### TASK BRIEF
Using the material below, copy every line where "content" appears.

### DATA PROVIDED
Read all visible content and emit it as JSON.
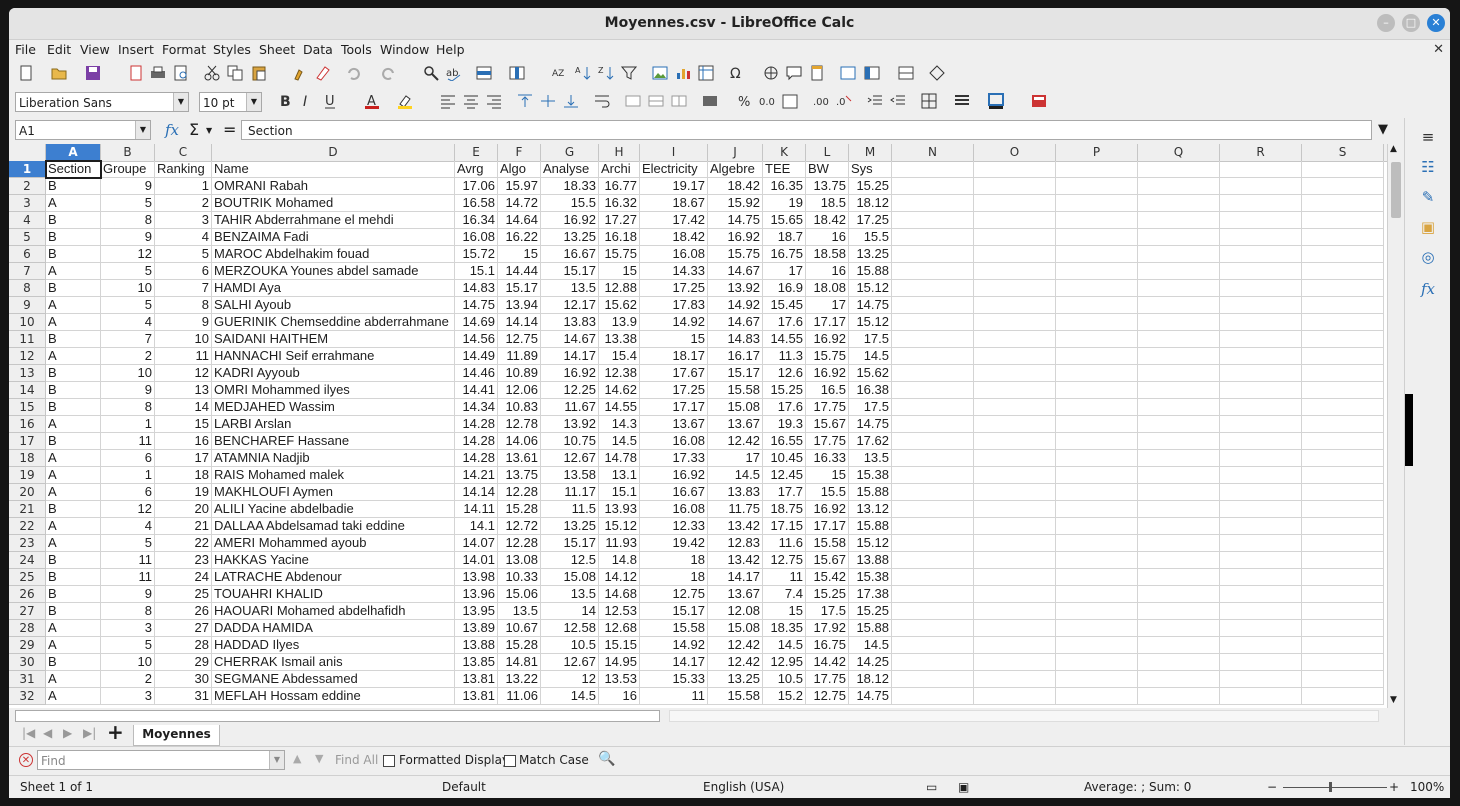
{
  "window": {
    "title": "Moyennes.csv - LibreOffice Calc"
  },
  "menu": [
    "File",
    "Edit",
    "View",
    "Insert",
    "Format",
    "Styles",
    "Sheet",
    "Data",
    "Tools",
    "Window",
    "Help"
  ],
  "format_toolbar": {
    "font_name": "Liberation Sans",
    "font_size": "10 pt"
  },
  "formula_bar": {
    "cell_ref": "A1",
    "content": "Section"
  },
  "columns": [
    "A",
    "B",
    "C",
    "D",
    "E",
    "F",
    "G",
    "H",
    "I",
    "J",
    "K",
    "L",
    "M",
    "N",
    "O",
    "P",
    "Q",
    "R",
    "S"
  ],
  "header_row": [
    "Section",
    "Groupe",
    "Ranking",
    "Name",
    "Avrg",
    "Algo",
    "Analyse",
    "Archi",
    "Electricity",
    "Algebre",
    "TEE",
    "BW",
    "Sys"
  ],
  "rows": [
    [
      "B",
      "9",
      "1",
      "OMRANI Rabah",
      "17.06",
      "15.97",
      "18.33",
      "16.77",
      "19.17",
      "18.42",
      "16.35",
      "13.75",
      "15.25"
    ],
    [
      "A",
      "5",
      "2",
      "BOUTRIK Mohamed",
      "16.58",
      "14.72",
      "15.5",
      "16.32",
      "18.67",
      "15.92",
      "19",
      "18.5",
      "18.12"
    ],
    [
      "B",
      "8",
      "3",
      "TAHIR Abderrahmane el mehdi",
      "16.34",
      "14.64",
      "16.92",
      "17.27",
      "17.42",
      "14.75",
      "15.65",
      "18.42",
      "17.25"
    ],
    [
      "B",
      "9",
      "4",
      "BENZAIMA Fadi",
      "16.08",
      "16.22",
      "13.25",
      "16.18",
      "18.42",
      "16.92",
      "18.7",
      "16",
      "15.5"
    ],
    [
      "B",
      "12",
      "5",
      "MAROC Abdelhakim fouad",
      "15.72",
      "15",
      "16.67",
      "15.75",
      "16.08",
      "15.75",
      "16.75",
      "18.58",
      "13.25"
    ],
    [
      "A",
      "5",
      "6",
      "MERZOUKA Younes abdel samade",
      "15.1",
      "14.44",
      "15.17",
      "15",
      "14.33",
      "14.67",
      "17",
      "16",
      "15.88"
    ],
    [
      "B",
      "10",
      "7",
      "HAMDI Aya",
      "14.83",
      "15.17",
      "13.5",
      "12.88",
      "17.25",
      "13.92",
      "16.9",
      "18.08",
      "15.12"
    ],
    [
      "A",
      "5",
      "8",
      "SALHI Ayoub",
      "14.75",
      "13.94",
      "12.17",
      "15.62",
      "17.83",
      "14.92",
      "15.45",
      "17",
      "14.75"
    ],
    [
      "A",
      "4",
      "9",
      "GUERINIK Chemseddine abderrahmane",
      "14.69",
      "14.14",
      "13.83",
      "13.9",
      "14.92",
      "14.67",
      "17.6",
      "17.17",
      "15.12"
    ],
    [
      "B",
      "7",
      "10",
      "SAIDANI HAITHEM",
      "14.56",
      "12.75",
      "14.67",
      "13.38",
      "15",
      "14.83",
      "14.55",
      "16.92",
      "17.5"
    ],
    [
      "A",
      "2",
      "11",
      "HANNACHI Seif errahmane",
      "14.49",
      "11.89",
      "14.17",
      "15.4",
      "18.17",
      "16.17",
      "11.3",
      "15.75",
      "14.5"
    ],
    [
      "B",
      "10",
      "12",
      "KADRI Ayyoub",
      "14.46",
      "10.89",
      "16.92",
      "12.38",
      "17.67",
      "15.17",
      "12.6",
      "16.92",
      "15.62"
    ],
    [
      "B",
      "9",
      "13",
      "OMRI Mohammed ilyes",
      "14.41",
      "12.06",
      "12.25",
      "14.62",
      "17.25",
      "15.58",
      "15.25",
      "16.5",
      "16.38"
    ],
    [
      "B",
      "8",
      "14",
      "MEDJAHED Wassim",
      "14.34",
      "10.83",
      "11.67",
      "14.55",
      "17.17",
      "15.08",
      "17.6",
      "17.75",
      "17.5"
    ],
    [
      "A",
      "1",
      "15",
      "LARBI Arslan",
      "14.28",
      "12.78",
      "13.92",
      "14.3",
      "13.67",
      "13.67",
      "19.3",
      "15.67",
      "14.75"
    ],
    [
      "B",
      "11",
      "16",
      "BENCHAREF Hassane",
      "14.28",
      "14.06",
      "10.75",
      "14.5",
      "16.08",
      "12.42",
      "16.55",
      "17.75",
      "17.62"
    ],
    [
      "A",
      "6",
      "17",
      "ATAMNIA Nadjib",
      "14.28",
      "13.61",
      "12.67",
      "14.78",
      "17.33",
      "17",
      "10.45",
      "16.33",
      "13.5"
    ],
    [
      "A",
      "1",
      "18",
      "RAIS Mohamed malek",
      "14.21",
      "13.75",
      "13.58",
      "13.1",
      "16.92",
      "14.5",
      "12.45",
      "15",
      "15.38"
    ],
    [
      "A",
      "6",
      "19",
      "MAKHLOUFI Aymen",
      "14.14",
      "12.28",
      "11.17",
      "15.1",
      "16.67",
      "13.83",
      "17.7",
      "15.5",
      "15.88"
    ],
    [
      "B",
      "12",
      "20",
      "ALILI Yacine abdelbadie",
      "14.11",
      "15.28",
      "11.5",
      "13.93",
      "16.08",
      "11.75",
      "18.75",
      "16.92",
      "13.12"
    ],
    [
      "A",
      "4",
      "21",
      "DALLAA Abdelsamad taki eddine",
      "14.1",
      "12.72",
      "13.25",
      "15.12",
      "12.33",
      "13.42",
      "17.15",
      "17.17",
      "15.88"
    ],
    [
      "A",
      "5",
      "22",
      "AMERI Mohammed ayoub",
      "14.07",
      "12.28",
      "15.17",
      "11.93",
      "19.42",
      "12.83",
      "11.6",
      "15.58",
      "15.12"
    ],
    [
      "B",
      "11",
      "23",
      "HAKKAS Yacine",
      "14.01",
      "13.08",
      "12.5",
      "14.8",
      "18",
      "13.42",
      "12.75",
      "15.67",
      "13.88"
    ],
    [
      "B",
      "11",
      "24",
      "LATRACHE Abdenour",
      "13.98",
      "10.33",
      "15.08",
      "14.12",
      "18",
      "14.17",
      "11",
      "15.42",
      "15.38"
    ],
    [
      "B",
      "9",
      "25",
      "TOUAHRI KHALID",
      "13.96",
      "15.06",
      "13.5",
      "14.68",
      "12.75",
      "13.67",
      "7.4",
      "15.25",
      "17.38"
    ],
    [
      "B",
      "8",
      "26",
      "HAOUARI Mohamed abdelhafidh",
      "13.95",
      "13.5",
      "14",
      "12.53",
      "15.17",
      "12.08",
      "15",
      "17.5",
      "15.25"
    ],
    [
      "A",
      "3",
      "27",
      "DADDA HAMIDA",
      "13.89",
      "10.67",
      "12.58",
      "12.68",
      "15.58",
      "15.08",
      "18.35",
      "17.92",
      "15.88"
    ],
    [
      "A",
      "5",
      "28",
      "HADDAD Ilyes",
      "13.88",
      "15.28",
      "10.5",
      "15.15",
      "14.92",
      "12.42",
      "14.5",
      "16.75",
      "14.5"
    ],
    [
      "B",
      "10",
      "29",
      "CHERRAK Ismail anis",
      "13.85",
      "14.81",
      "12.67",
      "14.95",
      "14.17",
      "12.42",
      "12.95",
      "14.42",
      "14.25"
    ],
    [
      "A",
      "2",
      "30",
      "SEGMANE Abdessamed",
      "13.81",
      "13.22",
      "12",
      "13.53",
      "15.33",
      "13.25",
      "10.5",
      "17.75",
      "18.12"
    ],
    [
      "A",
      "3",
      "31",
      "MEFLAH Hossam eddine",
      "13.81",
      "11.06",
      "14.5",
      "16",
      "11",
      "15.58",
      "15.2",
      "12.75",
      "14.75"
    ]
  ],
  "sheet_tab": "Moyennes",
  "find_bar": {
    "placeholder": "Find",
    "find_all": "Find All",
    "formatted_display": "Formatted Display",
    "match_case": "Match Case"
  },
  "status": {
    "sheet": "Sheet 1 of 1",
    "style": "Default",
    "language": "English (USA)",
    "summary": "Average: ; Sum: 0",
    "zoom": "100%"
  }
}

==

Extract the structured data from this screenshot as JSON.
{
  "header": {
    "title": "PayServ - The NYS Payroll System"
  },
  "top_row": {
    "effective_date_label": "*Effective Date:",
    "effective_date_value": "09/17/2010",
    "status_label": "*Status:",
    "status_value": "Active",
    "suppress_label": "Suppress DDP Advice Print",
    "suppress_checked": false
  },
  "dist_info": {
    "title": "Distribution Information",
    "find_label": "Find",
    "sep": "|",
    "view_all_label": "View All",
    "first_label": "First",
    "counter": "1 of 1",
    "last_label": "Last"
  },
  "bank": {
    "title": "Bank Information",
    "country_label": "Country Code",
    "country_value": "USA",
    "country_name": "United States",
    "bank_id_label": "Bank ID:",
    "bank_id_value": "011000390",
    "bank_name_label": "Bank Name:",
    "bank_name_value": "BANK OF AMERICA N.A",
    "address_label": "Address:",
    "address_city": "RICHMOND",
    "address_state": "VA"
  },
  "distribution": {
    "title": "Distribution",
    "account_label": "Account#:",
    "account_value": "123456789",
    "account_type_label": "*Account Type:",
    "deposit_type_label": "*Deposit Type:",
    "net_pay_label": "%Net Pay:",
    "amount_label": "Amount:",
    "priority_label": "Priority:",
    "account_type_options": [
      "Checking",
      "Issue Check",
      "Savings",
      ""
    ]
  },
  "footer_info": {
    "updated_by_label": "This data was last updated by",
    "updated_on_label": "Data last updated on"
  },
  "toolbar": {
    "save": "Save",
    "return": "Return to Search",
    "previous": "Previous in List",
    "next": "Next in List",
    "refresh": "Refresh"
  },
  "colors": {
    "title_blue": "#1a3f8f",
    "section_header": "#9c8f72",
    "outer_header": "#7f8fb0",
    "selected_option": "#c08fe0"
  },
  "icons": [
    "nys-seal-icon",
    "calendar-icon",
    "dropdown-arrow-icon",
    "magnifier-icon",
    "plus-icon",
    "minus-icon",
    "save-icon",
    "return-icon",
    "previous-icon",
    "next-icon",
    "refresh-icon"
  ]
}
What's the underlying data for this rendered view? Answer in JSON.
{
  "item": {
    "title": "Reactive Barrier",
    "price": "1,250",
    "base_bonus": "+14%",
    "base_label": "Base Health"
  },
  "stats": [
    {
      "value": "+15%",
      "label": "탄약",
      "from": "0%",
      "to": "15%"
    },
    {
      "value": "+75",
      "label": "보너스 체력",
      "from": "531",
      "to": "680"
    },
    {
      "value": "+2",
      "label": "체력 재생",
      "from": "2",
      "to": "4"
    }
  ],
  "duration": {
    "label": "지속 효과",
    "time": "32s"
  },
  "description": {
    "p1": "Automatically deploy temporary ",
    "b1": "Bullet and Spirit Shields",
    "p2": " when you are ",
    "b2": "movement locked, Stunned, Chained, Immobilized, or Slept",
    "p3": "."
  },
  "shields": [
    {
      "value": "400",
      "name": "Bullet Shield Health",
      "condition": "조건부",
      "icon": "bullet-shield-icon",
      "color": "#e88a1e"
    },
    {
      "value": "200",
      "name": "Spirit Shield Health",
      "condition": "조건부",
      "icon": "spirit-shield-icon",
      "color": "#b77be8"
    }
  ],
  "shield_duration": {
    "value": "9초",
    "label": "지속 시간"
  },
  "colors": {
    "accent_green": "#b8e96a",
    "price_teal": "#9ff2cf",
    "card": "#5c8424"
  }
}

### TASK OUTPUT
Read all visible content and emit it as JSON.
    "content": "Section"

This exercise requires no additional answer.